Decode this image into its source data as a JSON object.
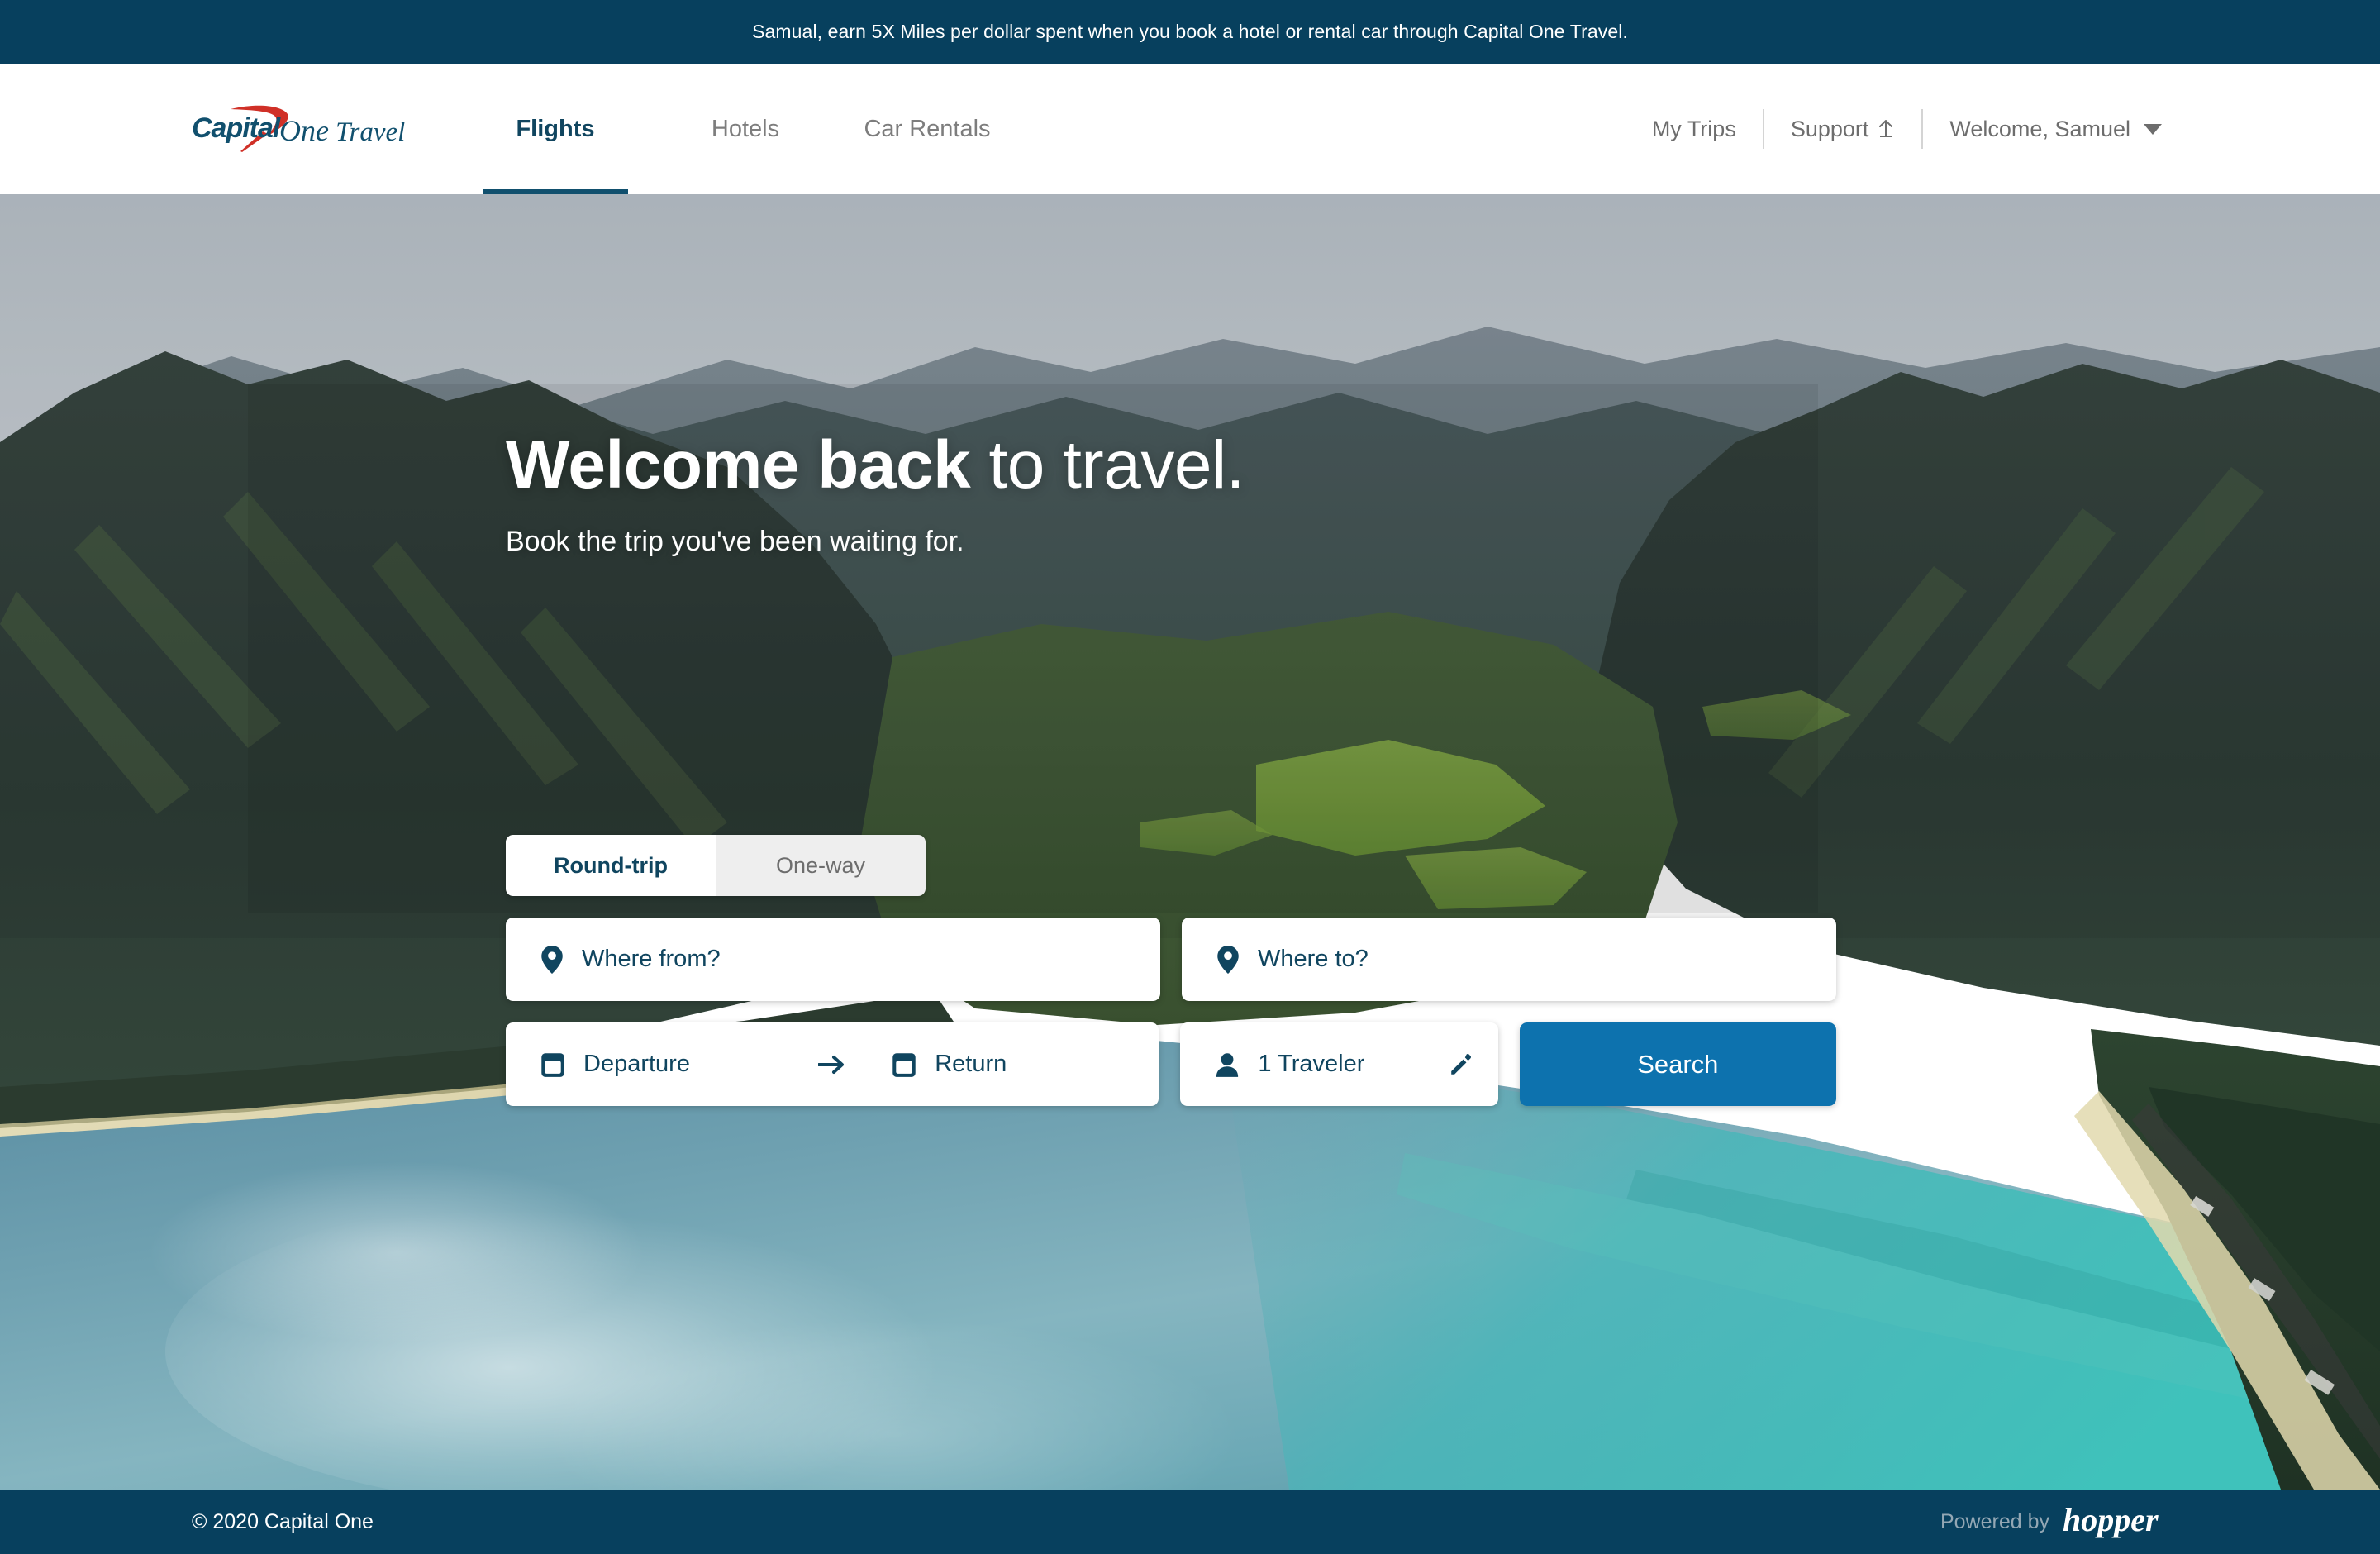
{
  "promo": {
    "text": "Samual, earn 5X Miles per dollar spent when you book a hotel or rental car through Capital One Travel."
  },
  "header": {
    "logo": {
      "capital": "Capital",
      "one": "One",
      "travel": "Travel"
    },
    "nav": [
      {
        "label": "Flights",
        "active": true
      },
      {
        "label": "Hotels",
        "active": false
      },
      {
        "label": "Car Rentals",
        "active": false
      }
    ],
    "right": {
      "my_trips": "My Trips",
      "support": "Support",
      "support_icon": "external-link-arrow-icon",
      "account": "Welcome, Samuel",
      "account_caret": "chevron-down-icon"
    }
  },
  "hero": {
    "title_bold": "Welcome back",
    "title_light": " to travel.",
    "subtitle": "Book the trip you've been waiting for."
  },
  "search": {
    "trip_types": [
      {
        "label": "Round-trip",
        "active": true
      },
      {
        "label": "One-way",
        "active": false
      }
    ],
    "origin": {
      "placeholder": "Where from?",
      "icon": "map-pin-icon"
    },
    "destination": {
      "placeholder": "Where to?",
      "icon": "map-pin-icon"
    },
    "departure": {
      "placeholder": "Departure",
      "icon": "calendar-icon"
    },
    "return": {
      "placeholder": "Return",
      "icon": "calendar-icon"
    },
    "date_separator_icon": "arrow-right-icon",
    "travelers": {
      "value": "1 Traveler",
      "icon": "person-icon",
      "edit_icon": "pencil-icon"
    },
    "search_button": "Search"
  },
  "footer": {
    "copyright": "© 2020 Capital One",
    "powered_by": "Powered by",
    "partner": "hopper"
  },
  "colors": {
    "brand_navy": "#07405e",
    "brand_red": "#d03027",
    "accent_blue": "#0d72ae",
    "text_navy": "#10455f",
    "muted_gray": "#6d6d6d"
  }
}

▶ [Directions]
Leave the pictures out and write out every entry exactly as given.

▶ [Result]
Decode this image into its source data as a JSON object.
{
  "promo": {
    "text": "Samual, earn 5X Miles per dollar spent when you book a hotel or rental car through Capital One Travel."
  },
  "header": {
    "logo": {
      "capital": "Capital",
      "one": "One",
      "travel": "Travel"
    },
    "nav": [
      {
        "label": "Flights",
        "active": true
      },
      {
        "label": "Hotels",
        "active": false
      },
      {
        "label": "Car Rentals",
        "active": false
      }
    ],
    "right": {
      "my_trips": "My Trips",
      "support": "Support",
      "support_icon": "external-link-arrow-icon",
      "account": "Welcome, Samuel",
      "account_caret": "chevron-down-icon"
    }
  },
  "hero": {
    "title_bold": "Welcome back",
    "title_light": " to travel.",
    "subtitle": "Book the trip you've been waiting for."
  },
  "search": {
    "trip_types": [
      {
        "label": "Round-trip",
        "active": true
      },
      {
        "label": "One-way",
        "active": false
      }
    ],
    "origin": {
      "placeholder": "Where from?",
      "icon": "map-pin-icon"
    },
    "destination": {
      "placeholder": "Where to?",
      "icon": "map-pin-icon"
    },
    "departure": {
      "placeholder": "Departure",
      "icon": "calendar-icon"
    },
    "return": {
      "placeholder": "Return",
      "icon": "calendar-icon"
    },
    "date_separator_icon": "arrow-right-icon",
    "travelers": {
      "value": "1 Traveler",
      "icon": "person-icon",
      "edit_icon": "pencil-icon"
    },
    "search_button": "Search"
  },
  "footer": {
    "copyright": "© 2020 Capital One",
    "powered_by": "Powered by",
    "partner": "hopper"
  },
  "colors": {
    "brand_navy": "#07405e",
    "brand_red": "#d03027",
    "accent_blue": "#0d72ae",
    "text_navy": "#10455f",
    "muted_gray": "#6d6d6d"
  }
}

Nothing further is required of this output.